**Do this:**
Take each line containing the word "القرآن" and copy it.

**Task material:**
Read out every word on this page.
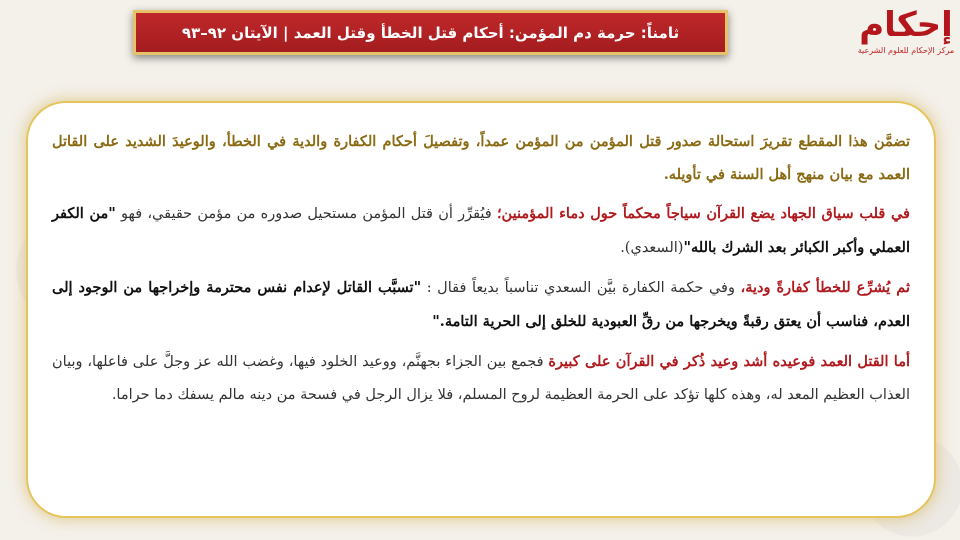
ثامناً: حرمة دم المؤمن: أحكام قتل الخطأ وقتل العمد | الآيتان ٩٢–٩٣	إحكام
مركز الإحكام للعلوم الشرعية

تضمَّن هذا المقطع تقريرَ استحالة صدور قتل المؤمن من المؤمن عمداً، وتفصيلَ أحكام الكفارة والدية في الخطأ، والوعيدَ الشديد على القاتل العمد مع بيان منهج أهل السنة في تأويله.

في قلب سياق الجهاد يضع القرآن سياجاً محكماً حول دماء المؤمنين؛ فيُقرِّر أن قتل المؤمن مستحيل صدوره من مؤمن حقيقي، فهو "من الكفر العملي وأكبر الكبائر بعد الشرك بالله"(السعدي).

ثم يُشرِّع للخطأ كفارةً ودية، وفي حكمة الكفارة بيَّن السعدي تناسباً بديعاً فقال : "تسبَّب القاتل لإعدام نفس محترمة وإخراجها من الوجود إلى العدم، فناسب أن يعتق رقبةً ويخرجها من رقِّ العبودية للخلق إلى الحرية التامة."

أما القتل العمد فوعيده أشد وعيد ذُكر في القرآن على كبيرة فجمع بين الجزاء بجهنَّم، ووعيد الخلود فيها، وغضب الله عز وجلَّ على فاعلها، وبيان العذاب العظيم المعد له، وهذه كلها تؤكد على الحرمة العظيمة لروح المسلم، فلا يزال الرجل في فسحة من دينه مالم يسفك دما حراما.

**Output of the exercise:**
في قلب سياق الجهاد يضع القرآن سياجاً محكماً حول دماء المؤمنين؛ فيُقرِّر أن قتل المؤمن مستحيل صدوره من مؤمن حقيقي، فهو "من الكفر العملي وأكبر الكبائر بعد الشرك بالله"(السعدي).
أما القتل العمد فوعيده أشد وعيد ذُكر في القرآن على كبيرة فجمع بين الجزاء بجهنَّم، ووعيد الخلود فيها، وغضب الله عز وجلَّ على فاعلها، وبيان العذاب العظيم المعد له، وهذه كلها تؤكد على الحرمة العظيمة لروح المسلم، فلا يزال الرجل في فسحة من دينه مالم يسفك دما حراما.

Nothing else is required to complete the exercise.